### EXERCISE
Your task is to copy every record exactly.

──────

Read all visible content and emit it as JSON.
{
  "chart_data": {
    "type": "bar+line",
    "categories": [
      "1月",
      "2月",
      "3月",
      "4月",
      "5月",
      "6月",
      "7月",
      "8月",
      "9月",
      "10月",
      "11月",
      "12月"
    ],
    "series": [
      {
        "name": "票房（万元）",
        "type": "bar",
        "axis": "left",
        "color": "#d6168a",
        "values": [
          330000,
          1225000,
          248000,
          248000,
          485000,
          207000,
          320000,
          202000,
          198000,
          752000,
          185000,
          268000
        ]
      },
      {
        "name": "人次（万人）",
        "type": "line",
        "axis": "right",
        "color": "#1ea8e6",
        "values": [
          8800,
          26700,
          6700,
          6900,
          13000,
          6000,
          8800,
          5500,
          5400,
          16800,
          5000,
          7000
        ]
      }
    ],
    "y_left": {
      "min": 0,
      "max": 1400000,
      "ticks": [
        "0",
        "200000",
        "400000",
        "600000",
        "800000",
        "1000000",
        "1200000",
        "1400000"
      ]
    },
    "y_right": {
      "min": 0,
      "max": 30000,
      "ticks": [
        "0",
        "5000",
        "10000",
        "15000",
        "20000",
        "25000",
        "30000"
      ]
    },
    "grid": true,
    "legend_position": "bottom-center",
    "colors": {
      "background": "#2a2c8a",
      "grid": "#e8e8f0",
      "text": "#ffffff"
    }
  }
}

──────

### FINISHED ANSWER
Read all visible content and emit it as JSON.
{
  "chart_data": {
    "type": "bar+line",
    "categories": [
      "1月",
      "2月",
      "3月",
      "4月",
      "5月",
      "6月",
      "7月",
      "8月",
      "9月",
      "10月",
      "11月",
      "12月"
    ],
    "series": [
      {
        "name": "票房（万元）",
        "type": "bar",
        "axis": "left",
        "color": "#d6168a",
        "values": [
          330000,
          1225000,
          248000,
          248000,
          485000,
          207000,
          320000,
          202000,
          198000,
          752000,
          185000,
          268000
        ]
      },
      {
        "name": "人次（万人）",
        "type": "line",
        "axis": "right",
        "color": "#1ea8e6",
        "values": [
          8800,
          26700,
          6700,
          6900,
          13000,
          6000,
          8800,
          5500,
          5400,
          16800,
          5000,
          7000
        ]
      }
    ],
    "y_left": {
      "min": 0,
      "max": 1400000,
      "ticks": [
        "0",
        "200000",
        "400000",
        "600000",
        "800000",
        "1000000",
        "1200000",
        "1400000"
      ]
    },
    "y_right": {
      "min": 0,
      "max": 30000,
      "ticks": [
        "0",
        "5000",
        "10000",
        "15000",
        "20000",
        "25000",
        "30000"
      ]
    },
    "grid": true,
    "legend_position": "bottom-center",
    "colors": {
      "background": "#2a2c8a",
      "grid": "#e8e8f0",
      "text": "#ffffff"
    }
  }
}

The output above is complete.